**Texto mostrado:**
--*--
Si quieres ver las tres opciones cara a cara, te lo contamos en nuestra comparativa de débito, crédito o prepago.
Cómo funciona: la recarga de saldo
El ciclo de vida de una prepago es sencillo:
- Contratas la tarjeta (a menudo sin necesidad de abrir una cuenta en esa entidad).
- La recargas con la cantidad que quieras: por transferencia, con otra tarjeta, en efectivo en cajeros o puntos físicos, o desde una app, según la entidad.
- Pagas con ella en tiendas físicas, online o sacas efectivo, como con cualquier otra tarjeta, hasta agotar el saldo.
- Vuelves a recargarla cuando lo necesites.
Una de sus grandes ventajas prácticas es que suele poder contratarse sin tener cuenta en esa entidad ni domiciliar la nómina. Esto la hace accesible para mucha gente que no quiere (o no puede) abrir una cuenta tradicional con todos sus requisitos.
Ventajas: para qué brilla una prepago
Control del gasto
Como solo puedes gastar lo que has cargado, es imposible endeudarte con ella. Es ideal si quieres ponerte un presupuesto firme: cargas lo que has decidido gastar este mes en ocio, suscripciones o compras, y cuando se acaba, se acaba. No hay intereses ni sorpresas a fin de mes.
Sin nómina ni cuenta
Al poder contratarse normalmente sin domiciliar la nómina ni ser cliente de la entidad, es una puerta de entrada sencilla a tener una tarjeta. Resulta práctica para quien tiene ingresos irregulares, para recién llegados o para quien simplemente prefiere no atarse a una cuenta nueva.
Para menores
Es una de sus aplicaciones estrella. Permite dar a un hijo o hija una paga digital con un límite claro: solo gasta lo que le has cargado. Así aprende a manejar dinero con autonomía, pero dentro de un marco seguro y sin riesgo de descubiertos.
Para regalos
Una prepago cargada con una cantidad concreta funciona como un regalo flexible: la persona elige en qué se lo gasta, sin las ataduras de una tarjeta regalo de una sola tienda.
--*--
**Datos proporcionados:**
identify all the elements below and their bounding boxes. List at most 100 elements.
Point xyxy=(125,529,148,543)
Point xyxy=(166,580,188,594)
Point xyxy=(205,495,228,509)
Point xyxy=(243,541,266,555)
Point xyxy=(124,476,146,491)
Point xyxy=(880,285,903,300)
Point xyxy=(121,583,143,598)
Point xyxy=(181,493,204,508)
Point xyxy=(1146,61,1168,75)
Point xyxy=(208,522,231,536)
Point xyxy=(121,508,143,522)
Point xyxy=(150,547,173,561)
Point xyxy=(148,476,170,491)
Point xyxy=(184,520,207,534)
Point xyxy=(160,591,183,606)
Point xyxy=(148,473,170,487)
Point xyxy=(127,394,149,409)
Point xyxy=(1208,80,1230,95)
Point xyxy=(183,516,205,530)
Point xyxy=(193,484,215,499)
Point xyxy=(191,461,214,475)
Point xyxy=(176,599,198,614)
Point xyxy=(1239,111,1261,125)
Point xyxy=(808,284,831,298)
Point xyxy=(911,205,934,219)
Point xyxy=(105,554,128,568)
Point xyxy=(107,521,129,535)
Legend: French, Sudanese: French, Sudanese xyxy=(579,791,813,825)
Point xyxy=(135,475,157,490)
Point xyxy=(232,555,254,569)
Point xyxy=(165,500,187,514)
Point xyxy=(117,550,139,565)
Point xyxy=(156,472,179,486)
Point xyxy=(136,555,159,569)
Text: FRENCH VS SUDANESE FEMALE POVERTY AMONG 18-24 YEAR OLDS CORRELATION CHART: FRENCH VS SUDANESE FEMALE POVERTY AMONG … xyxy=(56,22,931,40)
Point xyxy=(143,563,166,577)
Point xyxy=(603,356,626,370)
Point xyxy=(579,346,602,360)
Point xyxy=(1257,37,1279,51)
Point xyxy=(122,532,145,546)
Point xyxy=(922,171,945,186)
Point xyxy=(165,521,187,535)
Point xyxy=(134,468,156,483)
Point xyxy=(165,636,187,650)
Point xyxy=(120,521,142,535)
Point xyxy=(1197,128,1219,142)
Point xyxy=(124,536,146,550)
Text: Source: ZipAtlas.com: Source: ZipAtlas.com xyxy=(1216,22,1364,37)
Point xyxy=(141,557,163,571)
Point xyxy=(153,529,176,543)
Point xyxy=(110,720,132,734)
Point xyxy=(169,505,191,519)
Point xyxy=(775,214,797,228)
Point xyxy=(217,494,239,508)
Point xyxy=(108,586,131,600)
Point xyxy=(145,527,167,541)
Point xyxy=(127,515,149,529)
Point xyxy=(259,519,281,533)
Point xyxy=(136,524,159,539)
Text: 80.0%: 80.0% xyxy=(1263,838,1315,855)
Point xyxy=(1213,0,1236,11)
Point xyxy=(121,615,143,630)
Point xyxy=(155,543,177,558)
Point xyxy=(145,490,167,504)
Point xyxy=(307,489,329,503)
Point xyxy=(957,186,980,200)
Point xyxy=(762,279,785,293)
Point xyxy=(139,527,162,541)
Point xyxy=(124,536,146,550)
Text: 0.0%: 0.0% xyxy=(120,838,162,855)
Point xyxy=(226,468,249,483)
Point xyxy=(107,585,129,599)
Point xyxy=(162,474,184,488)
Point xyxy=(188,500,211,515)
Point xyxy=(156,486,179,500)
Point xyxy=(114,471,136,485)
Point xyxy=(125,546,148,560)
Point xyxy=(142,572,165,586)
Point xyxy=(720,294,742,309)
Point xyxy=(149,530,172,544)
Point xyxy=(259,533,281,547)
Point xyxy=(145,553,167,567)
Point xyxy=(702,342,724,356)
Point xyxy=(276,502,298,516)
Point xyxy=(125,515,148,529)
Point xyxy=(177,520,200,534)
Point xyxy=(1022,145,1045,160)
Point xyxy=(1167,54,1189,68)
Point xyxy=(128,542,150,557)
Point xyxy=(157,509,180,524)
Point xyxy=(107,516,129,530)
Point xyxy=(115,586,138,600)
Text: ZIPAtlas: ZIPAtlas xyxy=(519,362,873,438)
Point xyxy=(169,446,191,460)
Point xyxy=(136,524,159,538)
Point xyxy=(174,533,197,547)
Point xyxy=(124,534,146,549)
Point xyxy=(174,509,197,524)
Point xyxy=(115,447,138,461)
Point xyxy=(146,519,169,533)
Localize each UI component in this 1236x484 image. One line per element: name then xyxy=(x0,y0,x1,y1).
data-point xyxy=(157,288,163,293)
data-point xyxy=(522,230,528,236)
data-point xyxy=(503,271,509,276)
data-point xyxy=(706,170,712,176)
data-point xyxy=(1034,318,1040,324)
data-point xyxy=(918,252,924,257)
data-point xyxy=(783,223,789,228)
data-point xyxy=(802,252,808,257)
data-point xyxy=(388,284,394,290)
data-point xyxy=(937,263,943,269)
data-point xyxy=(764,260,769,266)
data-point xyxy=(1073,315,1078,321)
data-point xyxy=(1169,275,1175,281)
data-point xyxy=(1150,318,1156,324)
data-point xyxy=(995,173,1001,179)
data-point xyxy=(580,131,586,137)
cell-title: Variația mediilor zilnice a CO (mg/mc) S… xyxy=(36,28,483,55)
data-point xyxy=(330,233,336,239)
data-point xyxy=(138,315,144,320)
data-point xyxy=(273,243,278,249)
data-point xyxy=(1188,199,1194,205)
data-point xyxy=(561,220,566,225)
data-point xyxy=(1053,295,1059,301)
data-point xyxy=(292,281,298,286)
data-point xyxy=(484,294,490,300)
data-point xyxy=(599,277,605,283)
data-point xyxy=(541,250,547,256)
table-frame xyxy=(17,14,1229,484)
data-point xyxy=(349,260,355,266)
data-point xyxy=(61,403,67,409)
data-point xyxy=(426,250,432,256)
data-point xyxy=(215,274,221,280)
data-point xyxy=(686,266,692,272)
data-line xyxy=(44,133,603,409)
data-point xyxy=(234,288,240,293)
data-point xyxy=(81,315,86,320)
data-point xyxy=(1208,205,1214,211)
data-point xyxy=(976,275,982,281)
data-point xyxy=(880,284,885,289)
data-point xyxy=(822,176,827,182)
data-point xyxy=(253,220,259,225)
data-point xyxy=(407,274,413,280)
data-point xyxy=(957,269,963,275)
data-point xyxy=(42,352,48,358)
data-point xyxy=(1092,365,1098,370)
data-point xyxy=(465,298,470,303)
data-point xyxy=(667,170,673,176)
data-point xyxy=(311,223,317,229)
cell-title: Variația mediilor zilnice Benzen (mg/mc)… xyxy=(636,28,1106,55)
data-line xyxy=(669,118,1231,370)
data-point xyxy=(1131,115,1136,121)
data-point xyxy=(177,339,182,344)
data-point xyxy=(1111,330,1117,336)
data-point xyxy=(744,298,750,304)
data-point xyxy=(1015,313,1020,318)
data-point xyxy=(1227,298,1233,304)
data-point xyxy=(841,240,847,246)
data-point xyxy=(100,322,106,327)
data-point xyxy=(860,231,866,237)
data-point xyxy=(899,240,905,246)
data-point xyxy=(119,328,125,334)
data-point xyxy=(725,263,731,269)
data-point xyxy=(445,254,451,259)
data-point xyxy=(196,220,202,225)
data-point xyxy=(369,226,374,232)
--*--
**Tareas solicitadas:**
a) Enumera los subtítulos que aparecen en el apartado de ventajas del texto sobre las tarjetas prepago.
b) Reproduce sin cambios el pasaje del texto sobre las tarjetas prepago que comienza con "Una de sus grandes" y continúa hasta "una cuenta nueva.".
c) Según el texto sobre las tarjetas prepago, ¿por qué es imposible endeudarse con una de estas tarjetas?

**Respuestas escritas:**
a)
Control del gasto
Sin nómina ni cuenta
Para menores
Para regalos

b)
Una de sus grandes ventajas prácticas es que suele poder contratarse sin tener cuenta en esa entidad ni domiciliar la nómina. Esto la hace accesible para mucha gente que no quiere (o no puede) abrir una cuenta tradicional con todos sus requisitos.
Ventajas: para qué brilla una prepago
Control del gasto
Como solo puedes gastar lo que has cargado, es imposible endeudarte con ella. Es ideal si quieres ponerte un presupuesto firme: cargas lo que has decidido gastar este mes en ocio, suscripciones o compras, y cuando se acaba, se acaba. No hay intereses ni sorpresas a fin de mes.
Sin nómina ni cuenta
Al poder contratarse normalmente sin domiciliar la nómina ni ser cliente de la entidad, es una puerta de entrada sencilla a tener una tarjeta. Resulta práctica para quien tiene ingresos irregulares, para recién llegados o para quien simplemente prefiere no atarse a una cuenta nueva.

c) Porque solo se puede gastar lo que se ha cargado en ella.